Work instructions
Check every line below for the word "follows" and copy the ones that have it.

Records shown

'''

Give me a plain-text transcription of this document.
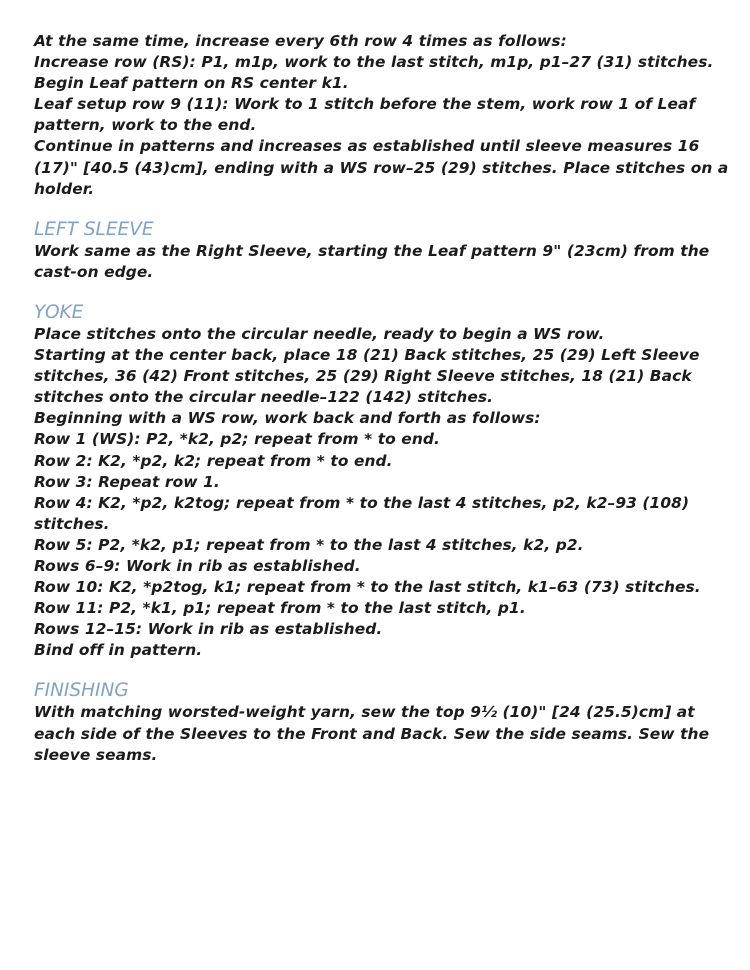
At the same time, increase every 6th row 4 times as follows:
Increase row (RS): P1, m1p, work to the last stitch, m1p, p1–27 (31) stitches.
Begin Leaf pattern on RS center k1.
Leaf setup row 9 (11): Work to 1 stitch before the stem, work row 1 of Leaf
pattern, work to the end.
Continue in patterns and increases as established until sleeve measures 16
(17)" [40.5 (43)cm], ending with a WS row–25 (29) stitches. Place stitches on a
holder.
LEFT SLEEVE
Work same as the Right Sleeve, starting the Leaf pattern 9" (23cm) from the
cast-on edge.
YOKE
Place stitches onto the circular needle, ready to begin a WS row.
Starting at the center back, place 18 (21) Back stitches, 25 (29) Left Sleeve
stitches, 36 (42) Front stitches, 25 (29) Right Sleeve stitches, 18 (21) Back
stitches onto the circular needle–122 (142) stitches.
Beginning with a WS row, work back and forth as follows:
Row 1 (WS): P2, *k2, p2; repeat from * to end.
Row 2: K2, *p2, k2; repeat from * to end.
Row 3: Repeat row 1.
Row 4: K2, *p2, k2tog; repeat from * to the last 4 stitches, p2, k2–93 (108)
stitches.
Row 5: P2, *k2, p1; repeat from * to the last 4 stitches, k2, p2.
Rows 6–9: Work in rib as established.
Row 10: K2, *p2tog, k1; repeat from * to the last stitch, k1–63 (73) stitches.
Row 11: P2, *k1, p1; repeat from * to the last stitch, p1.
Rows 12–15: Work in rib as established.
Bind off in pattern.
FINISHING
With matching worsted-weight yarn, sew the top 9½ (10)" [24 (25.5)cm] at
each side of the Sleeves to the Front and Back. Sew the side seams. Sew the
sleeve seams.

'''

Output for this exercise
At the same time, increase every 6th row 4 times as follows:
Beginning with a WS row, work back and forth as follows:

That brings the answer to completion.